Information given:
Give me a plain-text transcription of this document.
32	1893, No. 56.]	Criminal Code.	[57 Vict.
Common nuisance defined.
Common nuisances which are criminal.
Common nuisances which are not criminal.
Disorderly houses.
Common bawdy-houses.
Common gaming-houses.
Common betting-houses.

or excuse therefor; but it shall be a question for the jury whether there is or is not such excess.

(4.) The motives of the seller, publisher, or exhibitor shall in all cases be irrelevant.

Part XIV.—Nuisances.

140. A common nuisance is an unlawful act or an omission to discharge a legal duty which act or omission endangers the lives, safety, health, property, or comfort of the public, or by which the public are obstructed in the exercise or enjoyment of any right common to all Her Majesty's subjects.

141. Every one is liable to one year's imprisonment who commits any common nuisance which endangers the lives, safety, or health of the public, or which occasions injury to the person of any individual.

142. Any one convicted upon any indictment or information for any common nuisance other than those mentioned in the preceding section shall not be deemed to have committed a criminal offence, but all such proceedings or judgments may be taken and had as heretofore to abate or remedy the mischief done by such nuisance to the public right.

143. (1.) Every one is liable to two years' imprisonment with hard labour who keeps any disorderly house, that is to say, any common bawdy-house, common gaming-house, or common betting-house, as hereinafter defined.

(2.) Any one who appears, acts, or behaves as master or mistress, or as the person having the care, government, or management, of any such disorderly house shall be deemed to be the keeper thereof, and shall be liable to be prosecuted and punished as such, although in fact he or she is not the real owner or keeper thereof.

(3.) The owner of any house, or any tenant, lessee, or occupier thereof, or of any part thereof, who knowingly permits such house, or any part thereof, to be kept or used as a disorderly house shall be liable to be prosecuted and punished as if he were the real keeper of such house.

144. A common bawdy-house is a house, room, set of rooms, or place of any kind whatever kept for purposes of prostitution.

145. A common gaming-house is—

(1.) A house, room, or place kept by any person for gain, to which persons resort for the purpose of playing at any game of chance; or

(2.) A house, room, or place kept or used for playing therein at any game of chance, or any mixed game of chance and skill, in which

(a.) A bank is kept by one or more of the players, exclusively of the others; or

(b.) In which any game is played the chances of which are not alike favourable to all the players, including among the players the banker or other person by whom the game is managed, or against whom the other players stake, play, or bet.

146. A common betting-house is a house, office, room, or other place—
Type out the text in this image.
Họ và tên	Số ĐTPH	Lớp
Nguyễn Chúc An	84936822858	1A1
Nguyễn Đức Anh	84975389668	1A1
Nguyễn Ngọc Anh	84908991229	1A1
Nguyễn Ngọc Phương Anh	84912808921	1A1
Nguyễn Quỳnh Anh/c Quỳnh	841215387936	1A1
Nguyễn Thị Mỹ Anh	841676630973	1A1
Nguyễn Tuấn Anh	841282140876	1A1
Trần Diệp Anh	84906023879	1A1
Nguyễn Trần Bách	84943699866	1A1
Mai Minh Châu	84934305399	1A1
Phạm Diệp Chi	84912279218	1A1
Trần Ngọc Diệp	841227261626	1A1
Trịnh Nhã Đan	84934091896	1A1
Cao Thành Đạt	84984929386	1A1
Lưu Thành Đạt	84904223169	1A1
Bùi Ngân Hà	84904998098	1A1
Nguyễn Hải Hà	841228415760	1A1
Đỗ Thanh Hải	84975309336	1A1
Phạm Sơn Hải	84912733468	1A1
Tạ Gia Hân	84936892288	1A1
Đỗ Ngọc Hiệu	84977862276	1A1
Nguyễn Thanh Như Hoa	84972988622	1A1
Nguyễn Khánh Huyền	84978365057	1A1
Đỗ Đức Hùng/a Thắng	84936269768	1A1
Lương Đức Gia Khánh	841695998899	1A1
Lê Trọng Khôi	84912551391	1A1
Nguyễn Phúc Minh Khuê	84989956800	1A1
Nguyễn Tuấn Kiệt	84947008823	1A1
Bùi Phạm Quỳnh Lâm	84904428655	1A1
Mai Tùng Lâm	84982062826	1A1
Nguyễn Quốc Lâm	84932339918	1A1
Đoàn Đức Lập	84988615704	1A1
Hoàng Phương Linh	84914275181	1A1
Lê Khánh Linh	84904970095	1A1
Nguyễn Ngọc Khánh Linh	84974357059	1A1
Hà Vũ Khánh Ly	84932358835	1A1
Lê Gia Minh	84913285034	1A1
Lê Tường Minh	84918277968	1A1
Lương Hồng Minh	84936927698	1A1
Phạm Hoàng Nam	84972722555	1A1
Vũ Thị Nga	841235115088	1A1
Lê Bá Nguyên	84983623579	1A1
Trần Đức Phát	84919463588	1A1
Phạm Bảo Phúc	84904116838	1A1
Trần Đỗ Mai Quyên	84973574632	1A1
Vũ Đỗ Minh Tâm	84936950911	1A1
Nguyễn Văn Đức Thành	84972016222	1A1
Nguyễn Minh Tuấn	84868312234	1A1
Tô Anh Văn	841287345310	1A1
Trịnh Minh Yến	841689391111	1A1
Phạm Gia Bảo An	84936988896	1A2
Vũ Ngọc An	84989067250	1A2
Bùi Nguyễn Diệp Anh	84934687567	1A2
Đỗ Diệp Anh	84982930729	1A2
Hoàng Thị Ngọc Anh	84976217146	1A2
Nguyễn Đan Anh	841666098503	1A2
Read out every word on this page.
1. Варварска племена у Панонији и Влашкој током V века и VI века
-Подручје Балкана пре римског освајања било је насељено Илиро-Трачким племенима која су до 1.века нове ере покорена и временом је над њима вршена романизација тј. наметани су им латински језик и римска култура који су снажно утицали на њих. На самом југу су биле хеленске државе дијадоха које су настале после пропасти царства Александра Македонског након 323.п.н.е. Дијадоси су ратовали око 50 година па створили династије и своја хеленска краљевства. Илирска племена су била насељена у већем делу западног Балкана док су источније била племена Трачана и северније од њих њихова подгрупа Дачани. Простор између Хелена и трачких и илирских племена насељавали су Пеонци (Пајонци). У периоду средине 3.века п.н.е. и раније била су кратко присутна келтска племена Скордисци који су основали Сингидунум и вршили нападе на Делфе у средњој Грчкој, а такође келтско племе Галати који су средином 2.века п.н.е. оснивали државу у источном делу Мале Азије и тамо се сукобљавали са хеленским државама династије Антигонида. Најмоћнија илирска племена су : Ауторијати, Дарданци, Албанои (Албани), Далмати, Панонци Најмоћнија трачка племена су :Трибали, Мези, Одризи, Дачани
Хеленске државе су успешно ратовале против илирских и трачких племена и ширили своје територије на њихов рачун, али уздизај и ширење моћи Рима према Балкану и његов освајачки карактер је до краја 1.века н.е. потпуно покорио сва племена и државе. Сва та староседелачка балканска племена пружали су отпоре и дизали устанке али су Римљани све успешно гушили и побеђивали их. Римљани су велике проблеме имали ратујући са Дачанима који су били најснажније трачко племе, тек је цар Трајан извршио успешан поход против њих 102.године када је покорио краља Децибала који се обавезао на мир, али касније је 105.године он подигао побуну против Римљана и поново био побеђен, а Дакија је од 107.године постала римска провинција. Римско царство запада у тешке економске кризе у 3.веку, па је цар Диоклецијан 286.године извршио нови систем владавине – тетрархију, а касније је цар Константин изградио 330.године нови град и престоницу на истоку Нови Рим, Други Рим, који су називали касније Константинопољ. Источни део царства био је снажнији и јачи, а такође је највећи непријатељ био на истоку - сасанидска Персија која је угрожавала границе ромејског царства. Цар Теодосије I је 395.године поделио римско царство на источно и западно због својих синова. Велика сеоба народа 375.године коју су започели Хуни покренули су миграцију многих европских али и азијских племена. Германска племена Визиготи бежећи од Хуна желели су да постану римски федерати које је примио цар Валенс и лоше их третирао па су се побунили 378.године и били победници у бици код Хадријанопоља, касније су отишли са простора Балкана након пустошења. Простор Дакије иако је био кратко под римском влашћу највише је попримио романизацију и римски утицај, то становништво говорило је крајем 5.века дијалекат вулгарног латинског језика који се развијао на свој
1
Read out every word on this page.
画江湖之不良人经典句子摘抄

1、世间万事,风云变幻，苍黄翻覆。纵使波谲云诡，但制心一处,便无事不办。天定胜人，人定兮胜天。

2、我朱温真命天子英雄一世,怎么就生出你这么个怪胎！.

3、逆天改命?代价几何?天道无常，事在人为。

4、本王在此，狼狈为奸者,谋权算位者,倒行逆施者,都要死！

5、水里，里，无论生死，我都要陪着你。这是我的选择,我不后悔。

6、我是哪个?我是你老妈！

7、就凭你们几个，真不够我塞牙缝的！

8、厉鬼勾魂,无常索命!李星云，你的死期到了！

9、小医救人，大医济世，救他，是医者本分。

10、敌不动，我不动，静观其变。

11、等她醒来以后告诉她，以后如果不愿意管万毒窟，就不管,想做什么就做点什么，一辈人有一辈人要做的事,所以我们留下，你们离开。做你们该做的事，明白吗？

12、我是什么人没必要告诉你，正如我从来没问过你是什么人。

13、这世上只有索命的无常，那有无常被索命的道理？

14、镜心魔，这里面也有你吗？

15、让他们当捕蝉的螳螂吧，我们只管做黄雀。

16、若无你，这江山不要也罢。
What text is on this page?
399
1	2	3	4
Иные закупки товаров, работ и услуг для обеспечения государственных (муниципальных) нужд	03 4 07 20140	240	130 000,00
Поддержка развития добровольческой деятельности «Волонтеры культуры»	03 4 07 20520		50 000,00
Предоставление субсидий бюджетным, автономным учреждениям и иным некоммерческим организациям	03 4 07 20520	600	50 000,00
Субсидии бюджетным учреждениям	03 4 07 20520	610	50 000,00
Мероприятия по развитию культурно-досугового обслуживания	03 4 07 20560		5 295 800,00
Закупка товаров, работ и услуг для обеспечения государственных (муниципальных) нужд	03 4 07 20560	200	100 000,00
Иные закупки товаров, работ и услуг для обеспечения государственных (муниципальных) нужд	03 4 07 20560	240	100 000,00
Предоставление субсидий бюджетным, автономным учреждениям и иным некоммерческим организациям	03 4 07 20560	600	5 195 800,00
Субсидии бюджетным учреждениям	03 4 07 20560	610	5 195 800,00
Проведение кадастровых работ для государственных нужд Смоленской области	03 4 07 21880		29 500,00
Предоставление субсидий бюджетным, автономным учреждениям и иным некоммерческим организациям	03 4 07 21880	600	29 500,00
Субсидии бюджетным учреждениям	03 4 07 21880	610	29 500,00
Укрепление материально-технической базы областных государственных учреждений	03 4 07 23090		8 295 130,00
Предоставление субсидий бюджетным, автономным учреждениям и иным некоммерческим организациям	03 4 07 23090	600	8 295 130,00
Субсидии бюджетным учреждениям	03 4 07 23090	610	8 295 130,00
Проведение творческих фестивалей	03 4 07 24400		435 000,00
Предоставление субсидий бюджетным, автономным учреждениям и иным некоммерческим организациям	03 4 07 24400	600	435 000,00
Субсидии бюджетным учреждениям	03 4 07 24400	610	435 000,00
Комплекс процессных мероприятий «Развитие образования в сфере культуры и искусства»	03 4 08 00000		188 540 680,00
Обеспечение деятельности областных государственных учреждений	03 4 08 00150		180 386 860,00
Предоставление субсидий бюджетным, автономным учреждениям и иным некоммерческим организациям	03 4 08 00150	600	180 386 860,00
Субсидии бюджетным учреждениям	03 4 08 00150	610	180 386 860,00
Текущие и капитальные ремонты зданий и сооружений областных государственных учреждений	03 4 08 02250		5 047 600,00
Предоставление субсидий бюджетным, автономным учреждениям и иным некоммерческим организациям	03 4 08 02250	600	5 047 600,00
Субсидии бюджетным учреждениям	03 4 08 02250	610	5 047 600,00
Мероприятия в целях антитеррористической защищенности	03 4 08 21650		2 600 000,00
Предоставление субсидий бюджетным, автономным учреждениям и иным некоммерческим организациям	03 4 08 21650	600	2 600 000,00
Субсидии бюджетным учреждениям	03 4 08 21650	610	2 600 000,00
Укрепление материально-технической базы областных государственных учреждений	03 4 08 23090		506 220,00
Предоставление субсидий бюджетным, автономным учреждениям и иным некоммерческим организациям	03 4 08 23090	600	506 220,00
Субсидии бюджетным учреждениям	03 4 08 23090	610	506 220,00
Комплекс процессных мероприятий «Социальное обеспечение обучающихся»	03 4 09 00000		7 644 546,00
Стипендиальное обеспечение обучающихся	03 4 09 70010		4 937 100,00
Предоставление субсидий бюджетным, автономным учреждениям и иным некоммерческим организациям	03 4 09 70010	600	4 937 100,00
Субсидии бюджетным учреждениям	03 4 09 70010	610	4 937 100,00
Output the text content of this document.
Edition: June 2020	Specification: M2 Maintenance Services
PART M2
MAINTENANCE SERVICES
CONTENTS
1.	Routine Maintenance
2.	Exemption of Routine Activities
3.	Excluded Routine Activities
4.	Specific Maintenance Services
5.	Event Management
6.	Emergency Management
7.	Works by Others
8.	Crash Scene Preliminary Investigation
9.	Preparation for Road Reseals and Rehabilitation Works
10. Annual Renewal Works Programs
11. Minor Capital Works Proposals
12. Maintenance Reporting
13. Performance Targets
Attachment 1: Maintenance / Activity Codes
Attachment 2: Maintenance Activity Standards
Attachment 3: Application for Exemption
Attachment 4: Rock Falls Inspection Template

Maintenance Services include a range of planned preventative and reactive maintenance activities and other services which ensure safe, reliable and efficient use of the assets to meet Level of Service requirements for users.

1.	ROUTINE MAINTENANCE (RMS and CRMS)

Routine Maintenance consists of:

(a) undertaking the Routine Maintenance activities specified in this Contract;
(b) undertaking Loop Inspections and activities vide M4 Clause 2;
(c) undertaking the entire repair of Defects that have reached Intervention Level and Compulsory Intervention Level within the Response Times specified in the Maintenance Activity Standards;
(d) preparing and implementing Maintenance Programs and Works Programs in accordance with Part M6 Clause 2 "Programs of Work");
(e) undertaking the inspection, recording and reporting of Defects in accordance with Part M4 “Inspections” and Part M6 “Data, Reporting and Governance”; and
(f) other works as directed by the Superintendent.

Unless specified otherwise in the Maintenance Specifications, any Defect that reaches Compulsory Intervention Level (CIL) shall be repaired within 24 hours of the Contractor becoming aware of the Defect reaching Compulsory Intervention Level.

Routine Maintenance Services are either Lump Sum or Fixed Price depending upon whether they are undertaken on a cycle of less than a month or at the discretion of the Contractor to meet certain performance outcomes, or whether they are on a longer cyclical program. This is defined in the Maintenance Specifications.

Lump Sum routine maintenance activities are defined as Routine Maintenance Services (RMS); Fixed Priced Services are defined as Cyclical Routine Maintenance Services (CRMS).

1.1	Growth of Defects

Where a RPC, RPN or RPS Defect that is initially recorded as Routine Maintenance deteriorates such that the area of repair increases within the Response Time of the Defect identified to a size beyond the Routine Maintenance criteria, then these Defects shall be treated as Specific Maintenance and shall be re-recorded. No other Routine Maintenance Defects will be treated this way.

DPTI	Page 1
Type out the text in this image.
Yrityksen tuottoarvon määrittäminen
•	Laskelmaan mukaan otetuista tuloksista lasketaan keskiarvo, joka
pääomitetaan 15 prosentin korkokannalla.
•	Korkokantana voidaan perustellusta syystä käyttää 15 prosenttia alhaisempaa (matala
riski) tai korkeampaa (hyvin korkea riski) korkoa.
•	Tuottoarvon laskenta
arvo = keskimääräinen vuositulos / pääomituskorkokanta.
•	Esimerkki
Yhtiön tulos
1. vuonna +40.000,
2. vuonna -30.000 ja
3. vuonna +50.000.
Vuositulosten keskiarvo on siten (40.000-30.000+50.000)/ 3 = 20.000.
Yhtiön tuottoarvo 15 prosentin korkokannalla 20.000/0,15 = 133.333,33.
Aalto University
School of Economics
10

Task details: Identify each line in the records above containing the word "Trần"; copy those lines.

Task answer:
Trần Diệp Anh	84906023879	1A1
Nguyễn Trần Bách	84943699866	1A1
Trần Ngọc Diệp	841227261626	1A1
Trần Đức Phát	84919463588	1A1
Trần Đỗ Mai Quyên	84973574632	1A1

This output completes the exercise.